→ **DATA ENTRIES**
— BEGIN —

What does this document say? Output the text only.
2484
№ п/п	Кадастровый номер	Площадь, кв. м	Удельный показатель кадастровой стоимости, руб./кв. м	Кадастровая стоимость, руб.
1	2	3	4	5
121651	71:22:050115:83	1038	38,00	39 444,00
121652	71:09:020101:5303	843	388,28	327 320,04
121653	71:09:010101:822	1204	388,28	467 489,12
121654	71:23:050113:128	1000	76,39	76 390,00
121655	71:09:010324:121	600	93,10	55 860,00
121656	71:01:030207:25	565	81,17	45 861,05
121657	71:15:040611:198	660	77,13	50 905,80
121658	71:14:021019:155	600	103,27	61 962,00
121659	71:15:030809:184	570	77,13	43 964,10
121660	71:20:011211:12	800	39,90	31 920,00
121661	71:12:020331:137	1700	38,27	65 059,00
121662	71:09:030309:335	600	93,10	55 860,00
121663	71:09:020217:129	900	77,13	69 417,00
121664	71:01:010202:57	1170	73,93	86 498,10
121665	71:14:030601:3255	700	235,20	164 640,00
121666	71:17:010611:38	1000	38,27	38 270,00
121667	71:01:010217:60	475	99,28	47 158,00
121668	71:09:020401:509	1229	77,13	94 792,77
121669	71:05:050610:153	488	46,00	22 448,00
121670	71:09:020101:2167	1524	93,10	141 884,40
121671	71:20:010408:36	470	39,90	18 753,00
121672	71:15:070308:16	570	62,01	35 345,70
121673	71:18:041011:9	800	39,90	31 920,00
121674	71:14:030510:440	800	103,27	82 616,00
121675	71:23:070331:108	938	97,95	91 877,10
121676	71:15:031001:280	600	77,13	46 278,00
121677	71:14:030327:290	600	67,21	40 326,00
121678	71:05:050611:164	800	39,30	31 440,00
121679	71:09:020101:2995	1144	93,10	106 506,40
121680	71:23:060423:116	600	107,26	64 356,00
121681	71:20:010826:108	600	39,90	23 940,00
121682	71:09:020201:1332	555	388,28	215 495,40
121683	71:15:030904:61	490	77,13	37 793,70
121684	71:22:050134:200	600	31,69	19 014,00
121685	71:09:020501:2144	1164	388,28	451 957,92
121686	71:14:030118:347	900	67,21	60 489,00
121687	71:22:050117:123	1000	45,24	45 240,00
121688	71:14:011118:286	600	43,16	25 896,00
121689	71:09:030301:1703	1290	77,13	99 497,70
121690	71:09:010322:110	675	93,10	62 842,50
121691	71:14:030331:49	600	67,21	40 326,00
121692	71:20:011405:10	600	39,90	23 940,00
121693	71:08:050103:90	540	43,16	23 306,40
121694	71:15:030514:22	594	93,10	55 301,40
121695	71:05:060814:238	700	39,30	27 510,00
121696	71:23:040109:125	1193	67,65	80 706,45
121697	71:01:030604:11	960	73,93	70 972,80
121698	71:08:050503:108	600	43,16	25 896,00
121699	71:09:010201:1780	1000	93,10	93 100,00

— END —

→ **WORK INSTRUCTIONS**
Print the whole listing again, exactly.

→ **IN RESPONSE**
What does this document say? Output the text only.
2484
№ п/п	Кадастровый номер	Площадь, кв. м	Удельный показатель кадастровой стоимости, руб./кв. м	Кадастровая стоимость, руб.
1	2	3	4	5
121651	71:22:050115:83	1038	38,00	39 444,00
121652	71:09:020101:5303	843	388,28	327 320,04
121653	71:09:010101:822	1204	388,28	467 489,12
121654	71:23:050113:128	1000	76,39	76 390,00
121655	71:09:010324:121	600	93,10	55 860,00
121656	71:01:030207:25	565	81,17	45 861,05
121657	71:15:040611:198	660	77,13	50 905,80
121658	71:14:021019:155	600	103,27	61 962,00
121659	71:15:030809:184	570	77,13	43 964,10
121660	71:20:011211:12	800	39,90	31 920,00
121661	71:12:020331:137	1700	38,27	65 059,00
121662	71:09:030309:335	600	93,10	55 860,00
121663	71:09:020217:129	900	77,13	69 417,00
121664	71:01:010202:57	1170	73,93	86 498,10
121665	71:14:030601:3255	700	235,20	164 640,00
121666	71:17:010611:38	1000	38,27	38 270,00
121667	71:01:010217:60	475	99,28	47 158,00
121668	71:09:020401:509	1229	77,13	94 792,77
121669	71:05:050610:153	488	46,00	22 448,00
121670	71:09:020101:2167	1524	93,10	141 884,40
121671	71:20:010408:36	470	39,90	18 753,00
121672	71:15:070308:16	570	62,01	35 345,70
121673	71:18:041011:9	800	39,90	31 920,00
121674	71:14:030510:440	800	103,27	82 616,00
121675	71:23:070331:108	938	97,95	91 877,10
121676	71:15:031001:280	600	77,13	46 278,00
121677	71:14:030327:290	600	67,21	40 326,00
121678	71:05:050611:164	800	39,30	31 440,00
121679	71:09:020101:2995	1144	93,10	106 506,40
121680	71:23:060423:116	600	107,26	64 356,00
121681	71:20:010826:108	600	39,90	23 940,00
121682	71:09:020201:1332	555	388,28	215 495,40
121683	71:15:030904:61	490	77,13	37 793,70
121684	71:22:050134:200	600	31,69	19 014,00
121685	71:09:020501:2144	1164	388,28	451 957,92
121686	71:14:030118:347	900	67,21	60 489,00
121687	71:22:050117:123	1000	45,24	45 240,00
121688	71:14:011118:286	600	43,16	25 896,00
121689	71:09:030301:1703	1290	77,13	99 497,70
121690	71:09:010322:110	675	93,10	62 842,50
121691	71:14:030331:49	600	67,21	40 326,00
121692	71:20:011405:10	600	39,90	23 940,00
121693	71:08:050103:90	540	43,16	23 306,40
121694	71:15:030514:22	594	93,10	55 301,40
121695	71:05:060814:238	700	39,30	27 510,00
121696	71:23:040109:125	1193	67,65	80 706,45
121697	71:01:030604:11	960	73,93	70 972,80
121698	71:08:050503:108	600	43,16	25 896,00
121699	71:09:010201:1780	1000	93,10	93 100,00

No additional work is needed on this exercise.